*Task objective:*
Skip the images. Copy the records exactly as written.

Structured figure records

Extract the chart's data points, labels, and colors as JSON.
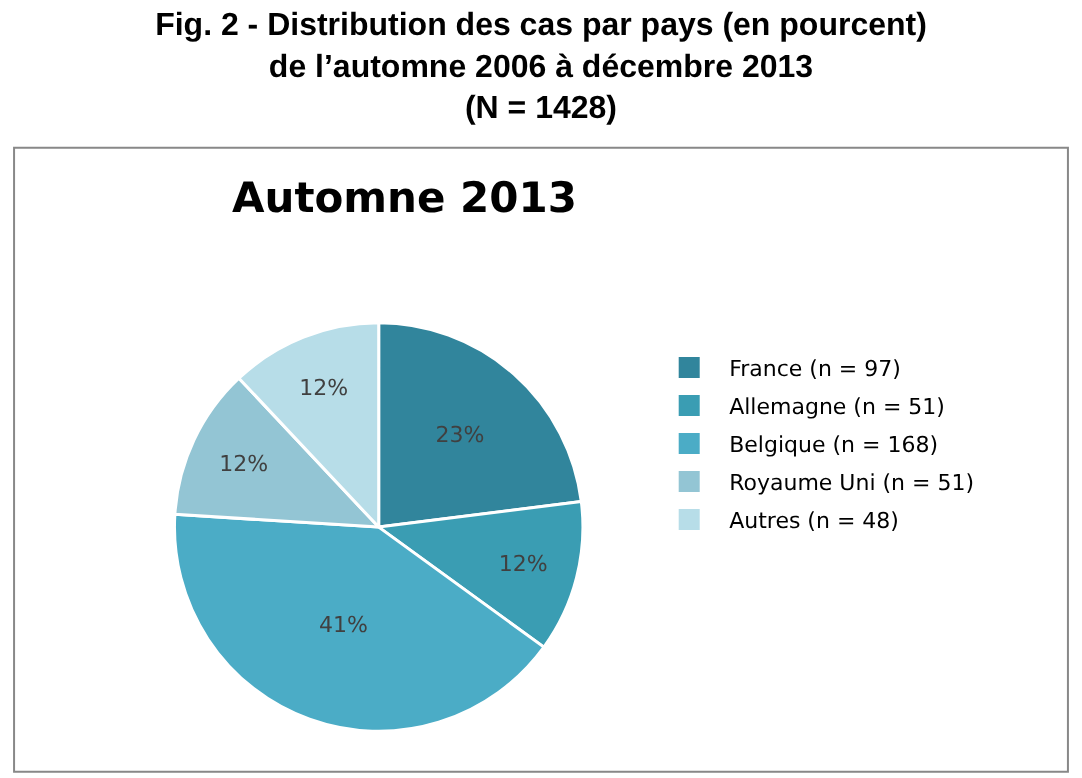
{
  "chart_data": {
    "type": "pie",
    "title": "Fig. 2 - Distribution des cas par pays (en pourcent)\nde l’automne 2006 à décembre 2013\n(N = 1428)",
    "subtitle": "Automne 2013",
    "categories": [
      "France (n = 97)",
      "Allemagne (n = 51)",
      "Belgique (n = 168)",
      "Royaume Uni (n = 51)",
      "Autres (n = 48)"
    ],
    "values": [
      23,
      12,
      41,
      12,
      12
    ],
    "value_labels": [
      "23%",
      "12%",
      "41%",
      "12%",
      "12%"
    ],
    "colors": [
      "#31859c",
      "#3a9db3",
      "#4bacc6",
      "#93c5d4",
      "#b7dde8"
    ],
    "legend": "right"
  }
}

*Reply:*
Extract the chart's data points, labels, and colors as JSON.
{
  "chart_data": {
    "type": "pie",
    "title": "Fig. 2 - Distribution des cas par pays (en pourcent)\nde l’automne 2006 à décembre 2013\n(N = 1428)",
    "subtitle": "Automne 2013",
    "categories": [
      "France (n = 97)",
      "Allemagne (n = 51)",
      "Belgique (n = 168)",
      "Royaume Uni (n = 51)",
      "Autres (n = 48)"
    ],
    "values": [
      23,
      12,
      41,
      12,
      12
    ],
    "value_labels": [
      "23%",
      "12%",
      "41%",
      "12%",
      "12%"
    ],
    "colors": [
      "#31859c",
      "#3a9db3",
      "#4bacc6",
      "#93c5d4",
      "#b7dde8"
    ],
    "legend": "right"
  }
}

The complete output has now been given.